(What the exercise asks): Output all the material that follows, exactly as given.

* Begin *

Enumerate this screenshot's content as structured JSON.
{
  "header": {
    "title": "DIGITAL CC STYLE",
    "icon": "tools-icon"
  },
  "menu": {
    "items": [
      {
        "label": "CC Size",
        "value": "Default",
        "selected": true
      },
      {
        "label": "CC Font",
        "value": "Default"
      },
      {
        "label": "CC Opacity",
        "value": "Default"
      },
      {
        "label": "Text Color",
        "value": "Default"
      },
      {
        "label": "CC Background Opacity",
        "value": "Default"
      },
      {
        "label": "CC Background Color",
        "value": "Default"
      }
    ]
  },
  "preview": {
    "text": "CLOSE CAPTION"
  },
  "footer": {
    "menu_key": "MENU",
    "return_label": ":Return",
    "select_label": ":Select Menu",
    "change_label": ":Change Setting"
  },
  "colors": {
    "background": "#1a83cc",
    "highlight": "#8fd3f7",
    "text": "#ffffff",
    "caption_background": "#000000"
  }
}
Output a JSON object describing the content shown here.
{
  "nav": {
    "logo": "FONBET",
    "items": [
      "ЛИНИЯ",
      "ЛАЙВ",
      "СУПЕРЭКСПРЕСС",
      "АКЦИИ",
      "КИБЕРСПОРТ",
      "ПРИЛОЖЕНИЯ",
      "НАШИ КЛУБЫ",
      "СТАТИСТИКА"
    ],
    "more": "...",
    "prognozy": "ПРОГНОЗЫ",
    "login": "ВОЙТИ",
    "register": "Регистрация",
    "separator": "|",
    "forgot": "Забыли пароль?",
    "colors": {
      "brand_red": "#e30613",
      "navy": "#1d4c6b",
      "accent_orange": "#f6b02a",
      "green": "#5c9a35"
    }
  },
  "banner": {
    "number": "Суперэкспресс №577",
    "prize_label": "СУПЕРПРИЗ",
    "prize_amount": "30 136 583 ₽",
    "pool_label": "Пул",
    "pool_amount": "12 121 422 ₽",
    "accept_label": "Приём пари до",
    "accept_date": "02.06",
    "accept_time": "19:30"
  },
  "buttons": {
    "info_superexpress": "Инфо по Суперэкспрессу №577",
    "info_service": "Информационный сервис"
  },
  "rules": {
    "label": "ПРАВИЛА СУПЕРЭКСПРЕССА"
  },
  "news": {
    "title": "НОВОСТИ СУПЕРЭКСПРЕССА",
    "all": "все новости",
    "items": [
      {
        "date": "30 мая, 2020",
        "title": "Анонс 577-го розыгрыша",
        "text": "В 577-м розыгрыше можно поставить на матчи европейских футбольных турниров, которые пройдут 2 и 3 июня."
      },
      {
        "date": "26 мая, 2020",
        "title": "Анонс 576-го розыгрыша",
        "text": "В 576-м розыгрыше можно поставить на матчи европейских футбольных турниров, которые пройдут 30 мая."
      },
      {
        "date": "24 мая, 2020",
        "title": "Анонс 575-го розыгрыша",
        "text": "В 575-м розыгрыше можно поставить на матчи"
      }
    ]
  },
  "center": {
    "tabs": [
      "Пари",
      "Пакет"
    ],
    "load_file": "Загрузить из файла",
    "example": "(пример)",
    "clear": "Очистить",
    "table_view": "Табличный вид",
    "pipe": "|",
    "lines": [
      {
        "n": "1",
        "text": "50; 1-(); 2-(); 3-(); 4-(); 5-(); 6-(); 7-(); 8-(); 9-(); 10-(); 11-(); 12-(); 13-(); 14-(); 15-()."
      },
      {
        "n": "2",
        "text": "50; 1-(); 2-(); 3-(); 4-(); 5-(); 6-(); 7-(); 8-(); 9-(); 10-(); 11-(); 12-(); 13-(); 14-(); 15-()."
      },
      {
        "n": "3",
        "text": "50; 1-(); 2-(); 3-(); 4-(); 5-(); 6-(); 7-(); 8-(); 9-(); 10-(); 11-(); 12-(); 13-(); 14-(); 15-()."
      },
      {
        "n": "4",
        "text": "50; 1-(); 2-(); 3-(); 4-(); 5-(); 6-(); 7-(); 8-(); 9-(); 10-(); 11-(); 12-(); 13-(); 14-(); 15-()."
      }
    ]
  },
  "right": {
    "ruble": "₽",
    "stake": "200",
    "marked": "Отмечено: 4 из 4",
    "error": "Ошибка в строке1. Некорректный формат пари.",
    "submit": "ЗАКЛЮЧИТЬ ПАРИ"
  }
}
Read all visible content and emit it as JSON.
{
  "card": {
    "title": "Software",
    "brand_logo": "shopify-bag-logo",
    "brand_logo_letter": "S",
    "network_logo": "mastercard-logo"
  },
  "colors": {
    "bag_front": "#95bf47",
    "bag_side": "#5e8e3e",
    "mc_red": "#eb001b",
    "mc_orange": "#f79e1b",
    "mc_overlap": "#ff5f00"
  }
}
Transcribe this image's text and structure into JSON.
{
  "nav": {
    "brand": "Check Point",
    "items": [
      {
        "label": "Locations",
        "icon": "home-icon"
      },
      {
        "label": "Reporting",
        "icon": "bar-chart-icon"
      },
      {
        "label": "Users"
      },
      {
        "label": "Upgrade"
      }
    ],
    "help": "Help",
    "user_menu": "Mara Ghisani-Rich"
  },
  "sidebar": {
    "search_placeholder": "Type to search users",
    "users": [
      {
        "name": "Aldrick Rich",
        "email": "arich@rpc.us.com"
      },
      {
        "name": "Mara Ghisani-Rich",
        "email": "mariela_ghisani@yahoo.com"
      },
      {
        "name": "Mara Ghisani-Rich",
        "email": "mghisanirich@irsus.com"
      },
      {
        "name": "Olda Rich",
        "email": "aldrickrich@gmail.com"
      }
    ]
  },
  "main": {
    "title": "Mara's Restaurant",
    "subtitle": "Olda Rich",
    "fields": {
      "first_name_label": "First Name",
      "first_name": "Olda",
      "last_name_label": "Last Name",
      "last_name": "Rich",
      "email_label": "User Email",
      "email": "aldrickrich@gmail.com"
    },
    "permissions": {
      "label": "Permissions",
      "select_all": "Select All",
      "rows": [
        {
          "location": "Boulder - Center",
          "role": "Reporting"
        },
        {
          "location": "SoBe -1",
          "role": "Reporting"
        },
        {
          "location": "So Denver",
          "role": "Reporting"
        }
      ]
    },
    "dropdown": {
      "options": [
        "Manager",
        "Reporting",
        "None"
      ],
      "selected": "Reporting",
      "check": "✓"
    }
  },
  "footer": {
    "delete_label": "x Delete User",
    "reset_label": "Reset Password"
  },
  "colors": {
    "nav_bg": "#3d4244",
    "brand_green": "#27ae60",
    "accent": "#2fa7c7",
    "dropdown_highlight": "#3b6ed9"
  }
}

* End *

(Response to the exercise):
Enumerate this screenshot's content as structured JSON.
{
  "header": {
    "title": "DIGITAL CC STYLE",
    "icon": "tools-icon"
  },
  "menu": {
    "items": [
      {
        "label": "CC Size",
        "value": "Default",
        "selected": true
      },
      {
        "label": "CC Font",
        "value": "Default"
      },
      {
        "label": "CC Opacity",
        "value": "Default"
      },
      {
        "label": "Text Color",
        "value": "Default"
      },
      {
        "label": "CC Background Opacity",
        "value": "Default"
      },
      {
        "label": "CC Background Color",
        "value": "Default"
      }
    ]
  },
  "preview": {
    "text": "CLOSE CAPTION"
  },
  "footer": {
    "menu_key": "MENU",
    "return_label": ":Return",
    "select_label": ":Select Menu",
    "change_label": ":Change Setting"
  },
  "colors": {
    "background": "#1a83cc",
    "highlight": "#8fd3f7",
    "text": "#ffffff",
    "caption_background": "#000000"
  }
}
Output a JSON object describing the content shown here.
{
  "nav": {
    "logo": "FONBET",
    "items": [
      "ЛИНИЯ",
      "ЛАЙВ",
      "СУПЕРЭКСПРЕСС",
      "АКЦИИ",
      "КИБЕРСПОРТ",
      "ПРИЛОЖЕНИЯ",
      "НАШИ КЛУБЫ",
      "СТАТИСТИКА"
    ],
    "more": "...",
    "prognozy": "ПРОГНОЗЫ",
    "login": "ВОЙТИ",
    "register": "Регистрация",
    "separator": "|",
    "forgot": "Забыли пароль?",
    "colors": {
      "brand_red": "#e30613",
      "navy": "#1d4c6b",
      "accent_orange": "#f6b02a",
      "green": "#5c9a35"
    }
  },
  "banner": {
    "number": "Суперэкспресс №577",
    "prize_label": "СУПЕРПРИЗ",
    "prize_amount": "30 136 583 ₽",
    "pool_label": "Пул",
    "pool_amount": "12 121 422 ₽",
    "accept_label": "Приём пари до",
    "accept_date": "02.06",
    "accept_time": "19:30"
  },
  "buttons": {
    "info_superexpress": "Инфо по Суперэкспрессу №577",
    "info_service": "Информационный сервис"
  },
  "rules": {
    "label": "ПРАВИЛА СУПЕРЭКСПРЕССА"
  },
  "news": {
    "title": "НОВОСТИ СУПЕРЭКСПРЕССА",
    "all": "все новости",
    "items": [
      {
        "date": "30 мая, 2020",
        "title": "Анонс 577-го розыгрыша",
        "text": "В 577-м розыгрыше можно поставить на матчи европейских футбольных турниров, которые пройдут 2 и 3 июня."
      },
      {
        "date": "26 мая, 2020",
        "title": "Анонс 576-го розыгрыша",
        "text": "В 576-м розыгрыше можно поставить на матчи европейских футбольных турниров, которые пройдут 30 мая."
      },
      {
        "date": "24 мая, 2020",
        "title": "Анонс 575-го розыгрыша",
        "text": "В 575-м розыгрыше можно поставить на матчи"
      }
    ]
  },
  "center": {
    "tabs": [
      "Пари",
      "Пакет"
    ],
    "load_file": "Загрузить из файла",
    "example": "(пример)",
    "clear": "Очистить",
    "table_view": "Табличный вид",
    "pipe": "|",
    "lines": [
      {
        "n": "1",
        "text": "50; 1-(); 2-(); 3-(); 4-(); 5-(); 6-(); 7-(); 8-(); 9-(); 10-(); 11-(); 12-(); 13-(); 14-(); 15-()."
      },
      {
        "n": "2",
        "text": "50; 1-(); 2-(); 3-(); 4-(); 5-(); 6-(); 7-(); 8-(); 9-(); 10-(); 11-(); 12-(); 13-(); 14-(); 15-()."
      },
      {
        "n": "3",
        "text": "50; 1-(); 2-(); 3-(); 4-(); 5-(); 6-(); 7-(); 8-(); 9-(); 10-(); 11-(); 12-(); 13-(); 14-(); 15-()."
      },
      {
        "n": "4",
        "text": "50; 1-(); 2-(); 3-(); 4-(); 5-(); 6-(); 7-(); 8-(); 9-(); 10-(); 11-(); 12-(); 13-(); 14-(); 15-()."
      }
    ]
  },
  "right": {
    "ruble": "₽",
    "stake": "200",
    "marked": "Отмечено: 4 из 4",
    "error": "Ошибка в строке1. Некорректный формат пари.",
    "submit": "ЗАКЛЮЧИТЬ ПАРИ"
  }
}
Read all visible content and emit it as JSON.
{
  "card": {
    "title": "Software",
    "brand_logo": "shopify-bag-logo",
    "brand_logo_letter": "S",
    "network_logo": "mastercard-logo"
  },
  "colors": {
    "bag_front": "#95bf47",
    "bag_side": "#5e8e3e",
    "mc_red": "#eb001b",
    "mc_orange": "#f79e1b",
    "mc_overlap": "#ff5f00"
  }
}
Transcribe this image's text and structure into JSON.
{
  "nav": {
    "brand": "Check Point",
    "items": [
      {
        "label": "Locations",
        "icon": "home-icon"
      },
      {
        "label": "Reporting",
        "icon": "bar-chart-icon"
      },
      {
        "label": "Users"
      },
      {
        "label": "Upgrade"
      }
    ],
    "help": "Help",
    "user_menu": "Mara Ghisani-Rich"
  },
  "sidebar": {
    "search_placeholder": "Type to search users",
    "users": [
      {
        "name": "Aldrick Rich",
        "email": "arich@rpc.us.com"
      },
      {
        "name": "Mara Ghisani-Rich",
        "email": "mariela_ghisani@yahoo.com"
      },
      {
        "name": "Mara Ghisani-Rich",
        "email": "mghisanirich@irsus.com"
      },
      {
        "name": "Olda Rich",
        "email": "aldrickrich@gmail.com"
      }
    ]
  },
  "main": {
    "title": "Mara's Restaurant",
    "subtitle": "Olda Rich",
    "fields": {
      "first_name_label": "First Name",
      "first_name": "Olda",
      "last_name_label": "Last Name",
      "last_name": "Rich",
      "email_label": "User Email",
      "email": "aldrickrich@gmail.com"
    },
    "permissions": {
      "label": "Permissions",
      "select_all": "Select All",
      "rows": [
        {
          "location": "Boulder - Center",
          "role": "Reporting"
        },
        {
          "location": "SoBe -1",
          "role": "Reporting"
        },
        {
          "location": "So Denver",
          "role": "Reporting"
        }
      ]
    },
    "dropdown": {
      "options": [
        "Manager",
        "Reporting",
        "None"
      ],
      "selected": "Reporting",
      "check": "✓"
    }
  },
  "footer": {
    "delete_label": "x Delete User",
    "reset_label": "Reset Password"
  },
  "colors": {
    "nav_bg": "#3d4244",
    "brand_green": "#27ae60",
    "accent": "#2fa7c7",
    "dropdown_highlight": "#3b6ed9"
  }
}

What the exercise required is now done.